INSTRUCTIONS FOR THE TASK
Wherever a line holds the word "bottle", copy that line out.

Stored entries

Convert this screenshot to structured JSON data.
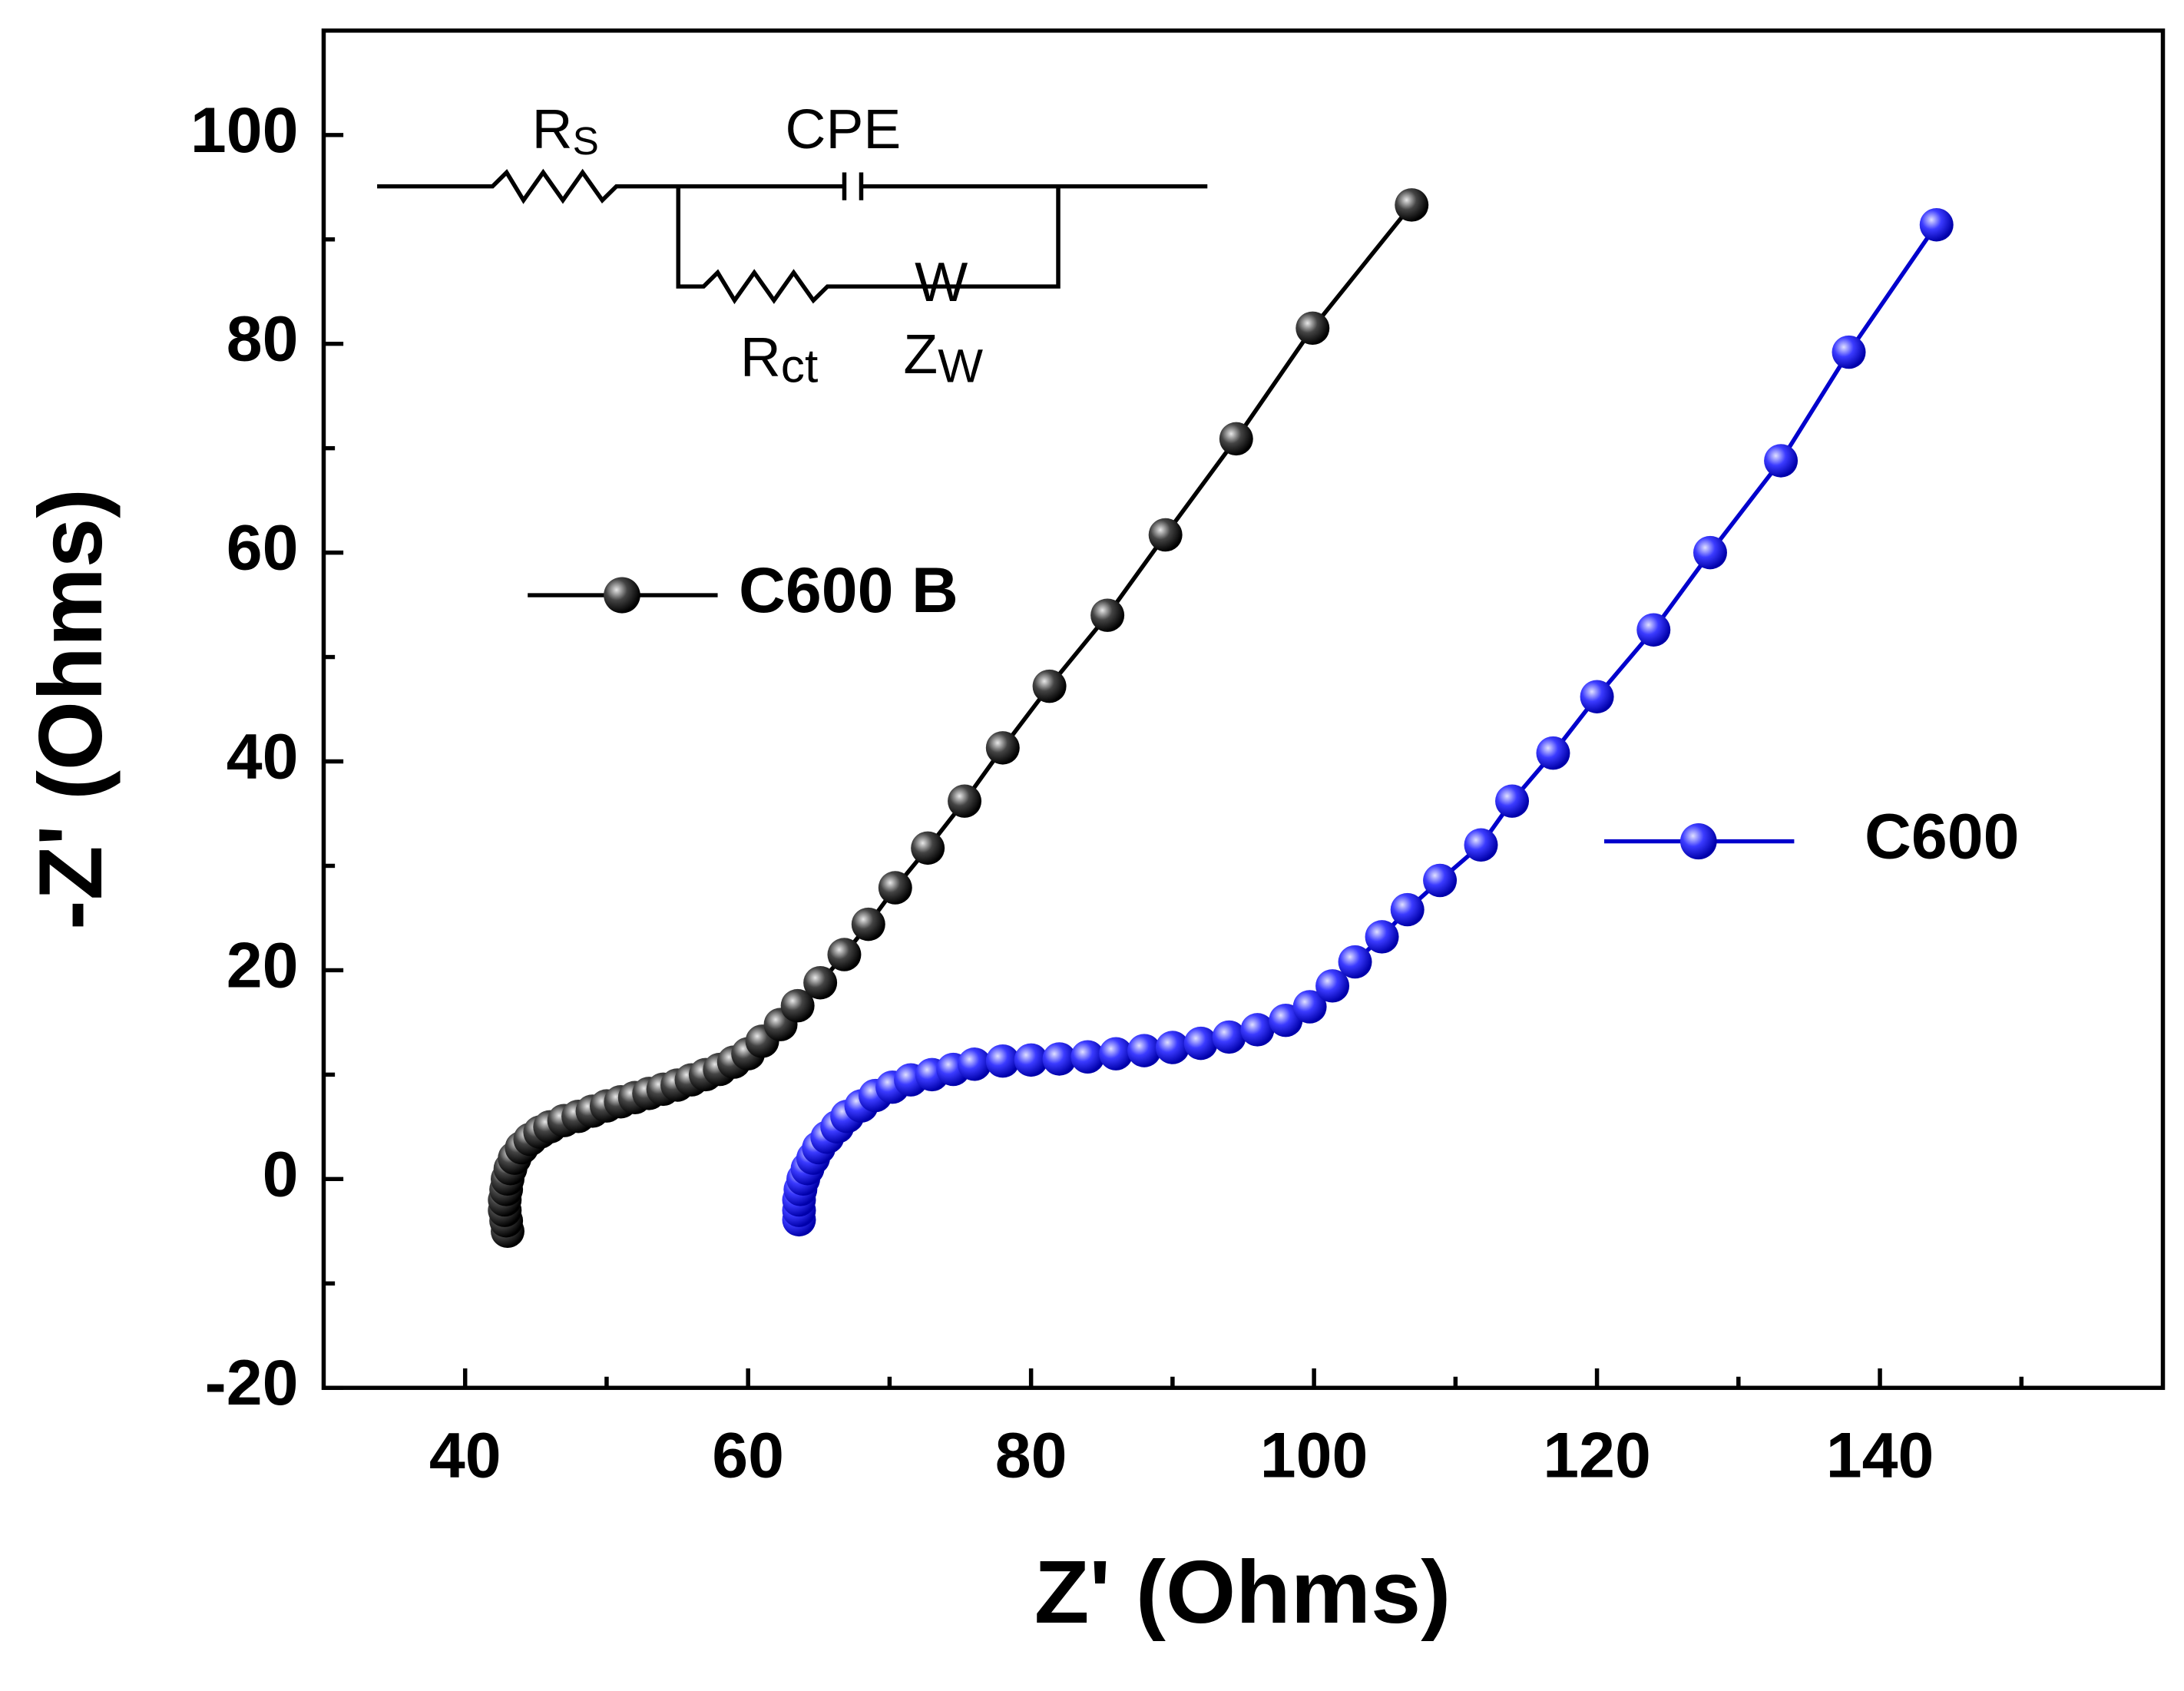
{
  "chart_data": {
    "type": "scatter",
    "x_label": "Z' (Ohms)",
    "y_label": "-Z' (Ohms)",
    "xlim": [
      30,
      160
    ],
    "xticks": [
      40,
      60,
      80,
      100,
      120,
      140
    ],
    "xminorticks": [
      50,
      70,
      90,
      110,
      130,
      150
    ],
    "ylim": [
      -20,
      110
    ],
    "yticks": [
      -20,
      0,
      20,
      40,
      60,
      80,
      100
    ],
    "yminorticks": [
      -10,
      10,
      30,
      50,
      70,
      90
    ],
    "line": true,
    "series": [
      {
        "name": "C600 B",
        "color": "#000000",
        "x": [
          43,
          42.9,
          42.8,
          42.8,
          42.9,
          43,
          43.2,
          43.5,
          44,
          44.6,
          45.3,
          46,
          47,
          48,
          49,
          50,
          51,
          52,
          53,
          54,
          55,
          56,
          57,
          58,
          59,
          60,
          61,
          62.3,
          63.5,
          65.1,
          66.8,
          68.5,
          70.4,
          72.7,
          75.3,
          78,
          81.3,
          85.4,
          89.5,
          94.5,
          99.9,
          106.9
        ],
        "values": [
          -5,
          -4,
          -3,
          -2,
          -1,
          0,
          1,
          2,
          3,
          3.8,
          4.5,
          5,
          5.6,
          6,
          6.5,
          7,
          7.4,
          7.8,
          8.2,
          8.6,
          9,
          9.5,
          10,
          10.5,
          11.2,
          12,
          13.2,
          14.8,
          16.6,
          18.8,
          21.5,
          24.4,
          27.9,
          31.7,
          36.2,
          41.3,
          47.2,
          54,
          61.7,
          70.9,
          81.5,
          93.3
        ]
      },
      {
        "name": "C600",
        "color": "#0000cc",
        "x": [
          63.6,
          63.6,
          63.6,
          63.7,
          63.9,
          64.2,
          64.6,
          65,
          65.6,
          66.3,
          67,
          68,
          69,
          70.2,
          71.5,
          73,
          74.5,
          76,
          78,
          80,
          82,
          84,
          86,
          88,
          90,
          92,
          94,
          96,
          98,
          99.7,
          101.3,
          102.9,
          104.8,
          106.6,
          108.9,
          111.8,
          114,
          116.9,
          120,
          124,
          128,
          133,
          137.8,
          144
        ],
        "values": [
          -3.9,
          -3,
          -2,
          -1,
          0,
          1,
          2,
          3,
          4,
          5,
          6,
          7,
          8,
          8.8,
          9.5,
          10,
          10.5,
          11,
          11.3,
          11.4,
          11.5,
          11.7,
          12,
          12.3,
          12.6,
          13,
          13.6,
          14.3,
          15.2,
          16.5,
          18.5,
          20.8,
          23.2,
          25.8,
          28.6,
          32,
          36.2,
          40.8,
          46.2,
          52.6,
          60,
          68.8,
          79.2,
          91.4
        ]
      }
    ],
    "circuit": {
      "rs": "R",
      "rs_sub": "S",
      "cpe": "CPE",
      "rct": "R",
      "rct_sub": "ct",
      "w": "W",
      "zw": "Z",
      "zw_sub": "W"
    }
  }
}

---

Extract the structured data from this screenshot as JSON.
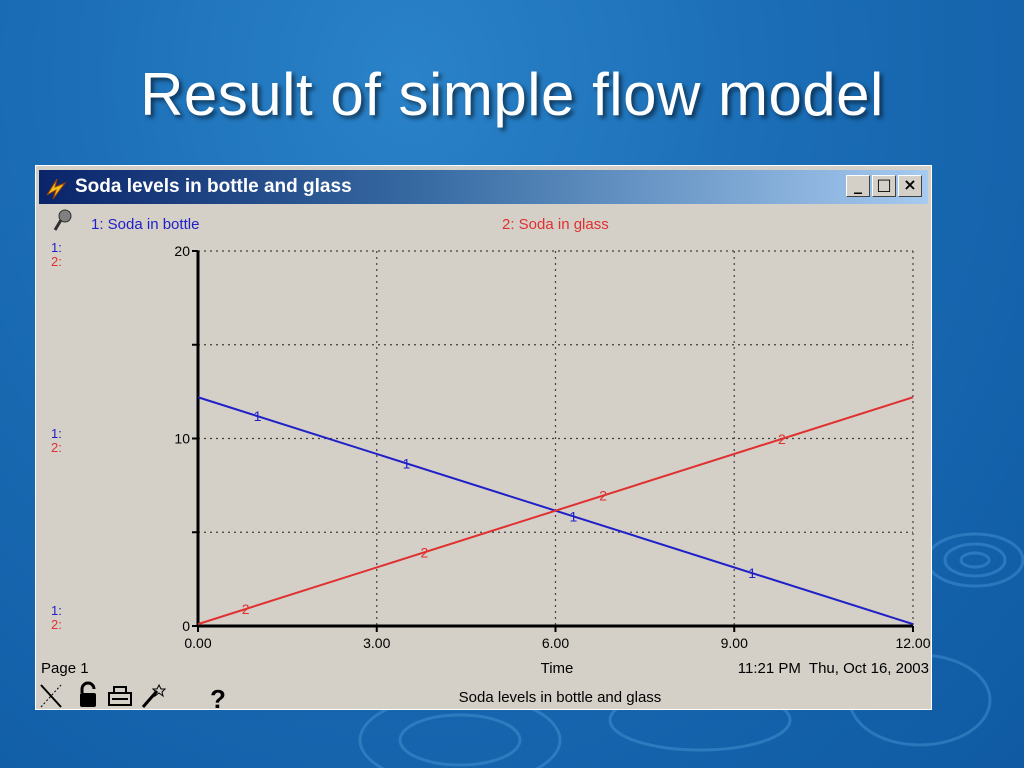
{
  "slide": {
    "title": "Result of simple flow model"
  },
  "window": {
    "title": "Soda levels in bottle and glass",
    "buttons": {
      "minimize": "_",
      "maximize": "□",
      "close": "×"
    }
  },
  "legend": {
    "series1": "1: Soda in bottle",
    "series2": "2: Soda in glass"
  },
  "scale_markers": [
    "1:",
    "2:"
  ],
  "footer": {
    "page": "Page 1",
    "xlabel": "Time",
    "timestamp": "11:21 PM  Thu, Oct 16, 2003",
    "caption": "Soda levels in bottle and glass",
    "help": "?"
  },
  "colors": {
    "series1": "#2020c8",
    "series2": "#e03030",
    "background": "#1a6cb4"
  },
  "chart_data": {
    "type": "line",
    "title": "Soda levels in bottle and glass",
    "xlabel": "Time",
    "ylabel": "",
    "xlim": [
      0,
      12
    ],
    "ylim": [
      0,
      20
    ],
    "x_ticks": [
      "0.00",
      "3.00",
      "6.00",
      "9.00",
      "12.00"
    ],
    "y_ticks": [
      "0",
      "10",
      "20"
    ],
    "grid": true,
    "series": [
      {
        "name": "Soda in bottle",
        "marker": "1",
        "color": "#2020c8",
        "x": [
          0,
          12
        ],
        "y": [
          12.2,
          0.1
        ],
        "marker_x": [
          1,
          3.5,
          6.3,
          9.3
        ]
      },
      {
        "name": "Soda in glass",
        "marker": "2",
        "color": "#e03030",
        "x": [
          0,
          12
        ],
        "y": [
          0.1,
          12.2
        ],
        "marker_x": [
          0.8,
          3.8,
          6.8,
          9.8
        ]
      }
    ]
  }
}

==

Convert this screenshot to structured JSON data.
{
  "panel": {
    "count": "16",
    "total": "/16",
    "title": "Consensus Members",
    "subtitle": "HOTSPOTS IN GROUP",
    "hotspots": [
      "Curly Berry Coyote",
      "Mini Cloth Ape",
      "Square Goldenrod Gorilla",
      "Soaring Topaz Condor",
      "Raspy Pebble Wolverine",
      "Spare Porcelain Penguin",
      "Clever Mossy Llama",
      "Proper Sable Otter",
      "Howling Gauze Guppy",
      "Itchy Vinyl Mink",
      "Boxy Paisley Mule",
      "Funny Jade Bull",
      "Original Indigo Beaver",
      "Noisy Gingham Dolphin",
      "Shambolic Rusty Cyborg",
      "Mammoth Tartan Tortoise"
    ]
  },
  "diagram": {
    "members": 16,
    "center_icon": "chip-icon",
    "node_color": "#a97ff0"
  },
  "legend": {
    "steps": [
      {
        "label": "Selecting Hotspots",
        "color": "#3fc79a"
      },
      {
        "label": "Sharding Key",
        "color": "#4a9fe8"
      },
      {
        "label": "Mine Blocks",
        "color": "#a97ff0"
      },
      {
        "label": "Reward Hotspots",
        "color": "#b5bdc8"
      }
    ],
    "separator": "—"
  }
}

RESPONSE BELOW
    "title": "Soda levels in bottle and glass",
    "series1": "1: Soda in bottle",
    "caption": "Soda levels in bottle and glass",
    "title": "Soda levels in bottle and glass",
        "name": "Soda in bottle",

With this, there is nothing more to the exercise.